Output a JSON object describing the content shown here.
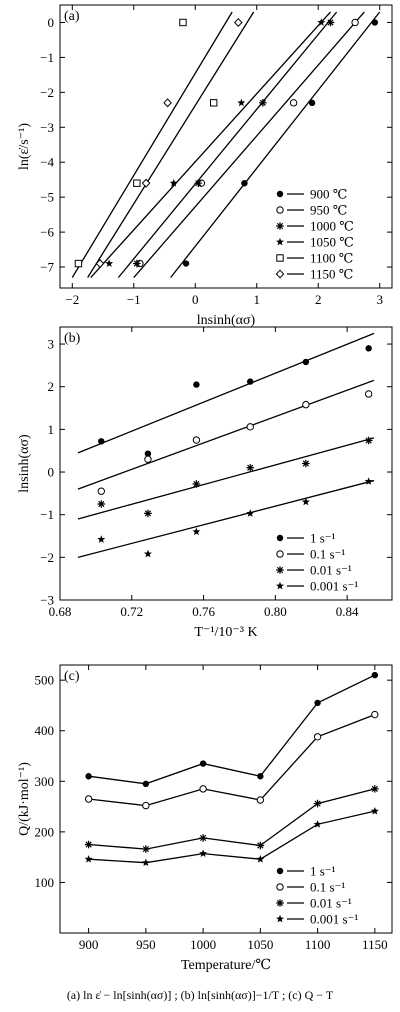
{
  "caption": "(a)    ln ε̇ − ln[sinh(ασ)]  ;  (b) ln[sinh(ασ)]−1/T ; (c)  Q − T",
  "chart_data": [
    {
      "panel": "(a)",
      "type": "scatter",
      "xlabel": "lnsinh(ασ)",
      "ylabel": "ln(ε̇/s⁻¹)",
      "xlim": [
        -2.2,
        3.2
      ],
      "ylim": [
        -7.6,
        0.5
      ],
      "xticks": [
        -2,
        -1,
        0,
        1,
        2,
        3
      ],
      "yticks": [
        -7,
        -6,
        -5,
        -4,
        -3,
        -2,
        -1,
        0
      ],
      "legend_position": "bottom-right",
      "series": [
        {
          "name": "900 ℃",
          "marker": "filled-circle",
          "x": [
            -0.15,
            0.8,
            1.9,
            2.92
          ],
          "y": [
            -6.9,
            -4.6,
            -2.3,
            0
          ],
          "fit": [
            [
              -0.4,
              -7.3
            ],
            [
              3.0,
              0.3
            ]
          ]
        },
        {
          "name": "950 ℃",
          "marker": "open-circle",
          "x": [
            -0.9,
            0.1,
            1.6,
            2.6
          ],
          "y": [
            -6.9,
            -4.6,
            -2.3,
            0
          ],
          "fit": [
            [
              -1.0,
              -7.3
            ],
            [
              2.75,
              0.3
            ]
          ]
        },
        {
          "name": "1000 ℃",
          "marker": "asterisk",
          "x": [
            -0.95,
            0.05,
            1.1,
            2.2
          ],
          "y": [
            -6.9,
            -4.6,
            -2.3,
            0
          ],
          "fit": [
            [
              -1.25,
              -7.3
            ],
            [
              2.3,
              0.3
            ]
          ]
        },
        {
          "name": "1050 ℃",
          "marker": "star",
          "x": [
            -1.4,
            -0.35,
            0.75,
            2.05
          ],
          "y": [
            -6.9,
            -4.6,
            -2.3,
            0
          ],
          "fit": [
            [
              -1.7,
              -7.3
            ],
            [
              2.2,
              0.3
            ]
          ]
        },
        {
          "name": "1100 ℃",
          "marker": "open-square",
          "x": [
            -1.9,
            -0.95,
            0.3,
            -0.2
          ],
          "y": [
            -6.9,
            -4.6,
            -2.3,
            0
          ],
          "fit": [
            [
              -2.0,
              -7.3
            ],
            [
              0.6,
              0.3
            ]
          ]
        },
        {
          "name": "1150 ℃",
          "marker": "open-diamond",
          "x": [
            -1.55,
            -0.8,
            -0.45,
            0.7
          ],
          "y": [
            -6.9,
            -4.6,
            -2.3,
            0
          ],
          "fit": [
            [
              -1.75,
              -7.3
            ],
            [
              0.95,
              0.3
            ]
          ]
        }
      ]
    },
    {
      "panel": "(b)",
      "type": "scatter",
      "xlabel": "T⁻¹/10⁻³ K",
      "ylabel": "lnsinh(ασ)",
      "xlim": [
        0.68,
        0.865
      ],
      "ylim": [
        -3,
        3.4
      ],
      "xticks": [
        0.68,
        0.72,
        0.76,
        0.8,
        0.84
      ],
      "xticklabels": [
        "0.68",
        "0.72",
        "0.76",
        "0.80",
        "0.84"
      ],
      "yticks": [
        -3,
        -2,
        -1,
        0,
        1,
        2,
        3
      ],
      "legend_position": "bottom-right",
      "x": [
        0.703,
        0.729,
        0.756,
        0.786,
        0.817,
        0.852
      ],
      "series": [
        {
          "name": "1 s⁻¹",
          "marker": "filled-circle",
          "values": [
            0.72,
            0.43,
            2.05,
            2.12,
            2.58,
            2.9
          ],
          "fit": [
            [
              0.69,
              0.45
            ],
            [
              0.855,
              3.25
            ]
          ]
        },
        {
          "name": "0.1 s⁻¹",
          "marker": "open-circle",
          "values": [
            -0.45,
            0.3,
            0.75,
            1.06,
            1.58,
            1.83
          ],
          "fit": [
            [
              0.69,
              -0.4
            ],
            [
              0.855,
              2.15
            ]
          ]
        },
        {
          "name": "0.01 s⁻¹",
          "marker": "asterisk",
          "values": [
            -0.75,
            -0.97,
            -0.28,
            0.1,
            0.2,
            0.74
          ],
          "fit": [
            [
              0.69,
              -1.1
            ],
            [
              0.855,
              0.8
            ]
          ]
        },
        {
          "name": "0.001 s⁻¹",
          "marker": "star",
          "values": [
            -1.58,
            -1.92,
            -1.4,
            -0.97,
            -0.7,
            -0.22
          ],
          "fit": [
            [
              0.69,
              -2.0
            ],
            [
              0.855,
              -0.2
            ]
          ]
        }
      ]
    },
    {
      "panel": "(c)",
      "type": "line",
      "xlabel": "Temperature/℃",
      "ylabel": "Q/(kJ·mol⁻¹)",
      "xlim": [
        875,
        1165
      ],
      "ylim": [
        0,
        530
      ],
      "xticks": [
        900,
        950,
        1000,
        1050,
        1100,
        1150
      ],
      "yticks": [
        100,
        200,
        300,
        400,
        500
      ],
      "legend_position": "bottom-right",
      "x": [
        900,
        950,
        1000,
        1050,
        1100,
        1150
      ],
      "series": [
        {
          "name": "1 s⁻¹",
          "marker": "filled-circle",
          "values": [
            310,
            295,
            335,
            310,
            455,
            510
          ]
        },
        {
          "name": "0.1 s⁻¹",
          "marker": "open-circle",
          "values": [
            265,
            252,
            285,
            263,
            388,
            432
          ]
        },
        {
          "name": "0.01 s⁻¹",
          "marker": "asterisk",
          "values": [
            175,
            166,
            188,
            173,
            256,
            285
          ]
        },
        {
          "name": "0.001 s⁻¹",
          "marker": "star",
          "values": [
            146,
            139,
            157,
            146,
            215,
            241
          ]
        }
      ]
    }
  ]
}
────────────────────────────────────────
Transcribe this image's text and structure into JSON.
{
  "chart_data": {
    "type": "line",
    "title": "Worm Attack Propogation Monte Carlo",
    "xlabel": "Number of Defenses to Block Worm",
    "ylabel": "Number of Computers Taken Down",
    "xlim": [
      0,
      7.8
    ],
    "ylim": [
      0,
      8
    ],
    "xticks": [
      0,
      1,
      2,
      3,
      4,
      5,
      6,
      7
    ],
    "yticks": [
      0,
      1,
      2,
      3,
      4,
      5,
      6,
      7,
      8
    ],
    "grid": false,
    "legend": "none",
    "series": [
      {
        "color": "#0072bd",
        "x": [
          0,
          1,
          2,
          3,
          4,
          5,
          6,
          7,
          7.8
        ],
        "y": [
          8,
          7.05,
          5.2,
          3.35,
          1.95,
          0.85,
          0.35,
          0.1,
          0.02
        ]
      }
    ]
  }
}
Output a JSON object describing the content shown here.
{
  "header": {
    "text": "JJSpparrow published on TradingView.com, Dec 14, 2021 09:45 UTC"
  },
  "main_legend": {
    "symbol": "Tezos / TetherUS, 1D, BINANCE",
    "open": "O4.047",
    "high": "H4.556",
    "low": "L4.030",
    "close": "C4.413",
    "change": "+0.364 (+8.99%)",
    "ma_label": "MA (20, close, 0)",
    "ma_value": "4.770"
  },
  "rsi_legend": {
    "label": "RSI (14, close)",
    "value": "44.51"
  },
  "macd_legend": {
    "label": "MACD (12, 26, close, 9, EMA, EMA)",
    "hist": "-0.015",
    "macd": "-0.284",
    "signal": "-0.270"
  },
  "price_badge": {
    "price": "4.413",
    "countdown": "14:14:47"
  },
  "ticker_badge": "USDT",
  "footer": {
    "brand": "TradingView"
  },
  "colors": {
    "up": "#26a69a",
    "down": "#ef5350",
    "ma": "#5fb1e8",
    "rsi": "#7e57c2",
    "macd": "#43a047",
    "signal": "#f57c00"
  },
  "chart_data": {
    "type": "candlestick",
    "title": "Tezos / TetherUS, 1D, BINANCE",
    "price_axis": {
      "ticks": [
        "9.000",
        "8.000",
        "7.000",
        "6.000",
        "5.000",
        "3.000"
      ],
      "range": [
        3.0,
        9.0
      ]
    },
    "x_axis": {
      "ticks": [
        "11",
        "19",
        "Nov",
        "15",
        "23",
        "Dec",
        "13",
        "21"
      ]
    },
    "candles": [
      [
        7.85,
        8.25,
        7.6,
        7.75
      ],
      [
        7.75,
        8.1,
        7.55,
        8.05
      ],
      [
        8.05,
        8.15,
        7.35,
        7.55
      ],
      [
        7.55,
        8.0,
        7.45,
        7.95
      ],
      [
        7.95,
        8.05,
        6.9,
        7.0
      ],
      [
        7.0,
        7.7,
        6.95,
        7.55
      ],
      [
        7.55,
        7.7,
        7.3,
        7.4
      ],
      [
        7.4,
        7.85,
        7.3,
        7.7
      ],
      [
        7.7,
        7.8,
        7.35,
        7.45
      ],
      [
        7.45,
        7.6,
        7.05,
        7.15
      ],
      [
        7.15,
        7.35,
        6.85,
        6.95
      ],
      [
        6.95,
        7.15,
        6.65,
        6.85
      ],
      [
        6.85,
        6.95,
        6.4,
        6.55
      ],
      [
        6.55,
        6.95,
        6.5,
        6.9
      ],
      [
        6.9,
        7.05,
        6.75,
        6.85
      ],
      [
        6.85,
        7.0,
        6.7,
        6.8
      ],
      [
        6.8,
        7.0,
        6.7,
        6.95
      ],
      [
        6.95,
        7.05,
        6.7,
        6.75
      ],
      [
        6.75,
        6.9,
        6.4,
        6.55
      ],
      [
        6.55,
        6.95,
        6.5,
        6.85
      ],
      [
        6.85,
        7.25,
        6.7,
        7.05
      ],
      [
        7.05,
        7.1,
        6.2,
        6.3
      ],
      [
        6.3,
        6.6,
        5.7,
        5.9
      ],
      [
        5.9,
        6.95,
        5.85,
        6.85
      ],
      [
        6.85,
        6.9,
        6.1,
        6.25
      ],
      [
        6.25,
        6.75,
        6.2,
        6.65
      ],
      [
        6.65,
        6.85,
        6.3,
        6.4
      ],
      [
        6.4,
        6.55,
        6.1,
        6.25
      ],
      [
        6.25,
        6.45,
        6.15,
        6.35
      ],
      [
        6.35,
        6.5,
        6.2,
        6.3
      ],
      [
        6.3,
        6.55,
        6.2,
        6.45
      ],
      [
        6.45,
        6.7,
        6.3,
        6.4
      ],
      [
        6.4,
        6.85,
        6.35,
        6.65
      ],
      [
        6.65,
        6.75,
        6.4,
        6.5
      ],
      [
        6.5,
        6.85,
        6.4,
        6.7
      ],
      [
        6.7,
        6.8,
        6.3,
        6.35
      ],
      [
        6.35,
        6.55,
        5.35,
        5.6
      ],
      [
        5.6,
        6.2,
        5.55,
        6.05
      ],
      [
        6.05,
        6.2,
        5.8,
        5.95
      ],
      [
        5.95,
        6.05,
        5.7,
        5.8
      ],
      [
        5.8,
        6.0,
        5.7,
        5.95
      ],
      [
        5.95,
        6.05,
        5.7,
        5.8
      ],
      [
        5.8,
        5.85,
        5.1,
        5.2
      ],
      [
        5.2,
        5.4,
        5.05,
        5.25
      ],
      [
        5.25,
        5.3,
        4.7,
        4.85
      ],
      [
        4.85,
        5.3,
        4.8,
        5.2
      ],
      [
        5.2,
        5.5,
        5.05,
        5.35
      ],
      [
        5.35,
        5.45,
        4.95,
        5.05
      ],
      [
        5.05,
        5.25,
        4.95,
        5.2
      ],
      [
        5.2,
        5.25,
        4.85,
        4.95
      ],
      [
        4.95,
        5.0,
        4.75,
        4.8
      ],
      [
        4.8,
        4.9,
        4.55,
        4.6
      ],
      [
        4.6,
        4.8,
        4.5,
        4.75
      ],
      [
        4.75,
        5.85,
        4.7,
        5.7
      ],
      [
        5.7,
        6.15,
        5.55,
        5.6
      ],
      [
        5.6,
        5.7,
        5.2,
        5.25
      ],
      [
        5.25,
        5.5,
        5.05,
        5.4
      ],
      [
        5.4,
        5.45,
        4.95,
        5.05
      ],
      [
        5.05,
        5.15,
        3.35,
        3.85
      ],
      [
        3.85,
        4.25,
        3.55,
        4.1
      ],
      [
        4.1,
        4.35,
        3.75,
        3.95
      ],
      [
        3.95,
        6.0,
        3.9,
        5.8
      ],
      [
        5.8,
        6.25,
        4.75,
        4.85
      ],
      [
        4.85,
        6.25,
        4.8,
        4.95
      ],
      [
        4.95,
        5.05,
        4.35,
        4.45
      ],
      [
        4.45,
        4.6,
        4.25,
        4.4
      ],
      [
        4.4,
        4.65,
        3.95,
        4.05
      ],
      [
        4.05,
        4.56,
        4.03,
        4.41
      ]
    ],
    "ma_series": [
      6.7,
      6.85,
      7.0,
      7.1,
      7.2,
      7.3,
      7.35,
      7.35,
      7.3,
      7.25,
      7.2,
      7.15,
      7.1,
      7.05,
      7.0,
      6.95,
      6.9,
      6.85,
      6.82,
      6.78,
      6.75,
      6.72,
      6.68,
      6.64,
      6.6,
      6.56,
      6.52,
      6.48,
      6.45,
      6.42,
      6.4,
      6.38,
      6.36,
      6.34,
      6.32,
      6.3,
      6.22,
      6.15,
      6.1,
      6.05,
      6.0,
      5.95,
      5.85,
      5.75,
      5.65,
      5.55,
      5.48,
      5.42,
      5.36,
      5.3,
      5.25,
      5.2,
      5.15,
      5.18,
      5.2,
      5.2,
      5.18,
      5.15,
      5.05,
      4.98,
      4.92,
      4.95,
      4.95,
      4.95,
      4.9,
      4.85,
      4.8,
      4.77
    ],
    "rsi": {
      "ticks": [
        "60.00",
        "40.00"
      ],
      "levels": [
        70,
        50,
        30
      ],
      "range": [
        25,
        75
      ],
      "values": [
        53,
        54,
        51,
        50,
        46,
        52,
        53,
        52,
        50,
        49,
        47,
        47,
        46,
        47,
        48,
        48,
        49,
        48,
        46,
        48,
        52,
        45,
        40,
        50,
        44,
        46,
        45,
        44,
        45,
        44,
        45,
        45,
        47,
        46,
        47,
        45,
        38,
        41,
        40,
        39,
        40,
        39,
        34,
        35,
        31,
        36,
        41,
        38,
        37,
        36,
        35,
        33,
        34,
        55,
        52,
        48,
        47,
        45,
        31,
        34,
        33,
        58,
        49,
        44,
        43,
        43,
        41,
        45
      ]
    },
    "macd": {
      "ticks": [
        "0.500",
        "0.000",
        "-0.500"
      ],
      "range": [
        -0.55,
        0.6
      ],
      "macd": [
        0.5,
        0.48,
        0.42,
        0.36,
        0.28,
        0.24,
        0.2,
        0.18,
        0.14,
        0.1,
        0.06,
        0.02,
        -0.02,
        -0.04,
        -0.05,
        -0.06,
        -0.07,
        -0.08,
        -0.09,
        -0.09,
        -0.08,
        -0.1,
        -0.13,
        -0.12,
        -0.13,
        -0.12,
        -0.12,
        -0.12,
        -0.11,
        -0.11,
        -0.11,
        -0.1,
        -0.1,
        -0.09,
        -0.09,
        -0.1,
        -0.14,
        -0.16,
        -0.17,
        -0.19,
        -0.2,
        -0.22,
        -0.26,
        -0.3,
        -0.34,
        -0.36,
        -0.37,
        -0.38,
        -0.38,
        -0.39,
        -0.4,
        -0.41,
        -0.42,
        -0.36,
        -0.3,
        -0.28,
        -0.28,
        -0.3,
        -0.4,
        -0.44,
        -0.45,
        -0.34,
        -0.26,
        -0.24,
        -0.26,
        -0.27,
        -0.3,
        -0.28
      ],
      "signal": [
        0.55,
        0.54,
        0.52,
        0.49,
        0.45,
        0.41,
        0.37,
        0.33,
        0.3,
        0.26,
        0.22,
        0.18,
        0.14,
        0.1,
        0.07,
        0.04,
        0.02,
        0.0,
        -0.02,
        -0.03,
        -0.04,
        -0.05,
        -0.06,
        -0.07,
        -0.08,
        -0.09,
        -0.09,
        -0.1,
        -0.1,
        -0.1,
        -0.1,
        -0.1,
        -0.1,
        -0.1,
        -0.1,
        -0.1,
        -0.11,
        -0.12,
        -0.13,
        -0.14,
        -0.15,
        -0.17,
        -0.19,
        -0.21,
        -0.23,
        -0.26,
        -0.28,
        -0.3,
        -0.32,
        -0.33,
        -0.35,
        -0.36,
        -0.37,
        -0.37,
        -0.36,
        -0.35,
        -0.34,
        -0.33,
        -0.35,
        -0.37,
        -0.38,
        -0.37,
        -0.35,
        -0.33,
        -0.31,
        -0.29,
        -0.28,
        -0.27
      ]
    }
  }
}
────────────────────────────────────────
> _What this task involves_: Copy all lines from the material that include "Worm".

> _Reply to the task_:
    "title": "Worm Attack Propogation Monte Carlo",
    "xlabel": "Number of Defenses to Block Worm",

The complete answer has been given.